*REQUIRED TASK*
Would you restate all the data that follows, word for word?

Saved entries
● ● ●
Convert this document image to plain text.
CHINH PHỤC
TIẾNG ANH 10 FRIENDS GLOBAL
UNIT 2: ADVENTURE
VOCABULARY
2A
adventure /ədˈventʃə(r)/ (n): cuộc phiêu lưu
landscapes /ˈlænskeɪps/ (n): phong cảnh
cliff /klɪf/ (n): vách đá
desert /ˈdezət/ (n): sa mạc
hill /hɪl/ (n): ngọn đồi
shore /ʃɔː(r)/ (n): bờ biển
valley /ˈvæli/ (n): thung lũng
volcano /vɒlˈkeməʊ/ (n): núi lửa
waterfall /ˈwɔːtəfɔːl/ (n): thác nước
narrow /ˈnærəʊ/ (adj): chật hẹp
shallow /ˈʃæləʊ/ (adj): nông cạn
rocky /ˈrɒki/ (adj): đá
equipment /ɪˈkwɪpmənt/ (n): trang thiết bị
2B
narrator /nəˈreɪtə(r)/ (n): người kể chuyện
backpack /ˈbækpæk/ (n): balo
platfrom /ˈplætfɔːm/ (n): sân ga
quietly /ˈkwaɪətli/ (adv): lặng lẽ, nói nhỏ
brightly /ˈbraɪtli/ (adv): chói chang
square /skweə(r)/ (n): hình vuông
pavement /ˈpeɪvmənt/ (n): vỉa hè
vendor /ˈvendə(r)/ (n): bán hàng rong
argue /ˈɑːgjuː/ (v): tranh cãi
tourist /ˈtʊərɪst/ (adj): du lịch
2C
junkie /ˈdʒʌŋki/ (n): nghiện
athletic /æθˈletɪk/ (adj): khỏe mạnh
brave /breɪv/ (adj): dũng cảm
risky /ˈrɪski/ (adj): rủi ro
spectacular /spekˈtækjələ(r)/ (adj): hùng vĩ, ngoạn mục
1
● ● ●
*SOLUTION*
Convert this document image to plain text.
CHINH PHỤC
TIẾNG ANH 10 FRIENDS GLOBAL
UNIT 2: ADVENTURE
VOCABULARY
2A
adventure /ədˈventʃə(r)/ (n): cuộc phiêu lưu
landscapes /ˈlænskeɪps/ (n): phong cảnh
cliff /klɪf/ (n): vách đá
desert /ˈdezət/ (n): sa mạc
hill /hɪl/ (n): ngọn đồi
shore /ʃɔː(r)/ (n): bờ biển
valley /ˈvæli/ (n): thung lũng
volcano /vɒlˈkeməʊ/ (n): núi lửa
waterfall /ˈwɔːtəfɔːl/ (n): thác nước
narrow /ˈnærəʊ/ (adj): chật hẹp
shallow /ˈʃæləʊ/ (adj): nông cạn
rocky /ˈrɒki/ (adj): đá
equipment /ɪˈkwɪpmənt/ (n): trang thiết bị
2B
narrator /nəˈreɪtə(r)/ (n): người kể chuyện
backpack /ˈbækpæk/ (n): balo
platfrom /ˈplætfɔːm/ (n): sân ga
quietly /ˈkwaɪətli/ (adv): lặng lẽ, nói nhỏ
brightly /ˈbraɪtli/ (adv): chói chang
square /skweə(r)/ (n): hình vuông
pavement /ˈpeɪvmənt/ (n): vỉa hè
vendor /ˈvendə(r)/ (n): bán hàng rong
argue /ˈɑːgjuː/ (v): tranh cãi
tourist /ˈtʊərɪst/ (adj): du lịch
2C
junkie /ˈdʒʌŋki/ (n): nghiện
athletic /æθˈletɪk/ (adj): khỏe mạnh
brave /breɪv/ (adj): dũng cảm
risky /ˈrɪski/ (adj): rủi ro
spectacular /spekˈtækjələ(r)/ (adj): hùng vĩ, ngoạn mục
1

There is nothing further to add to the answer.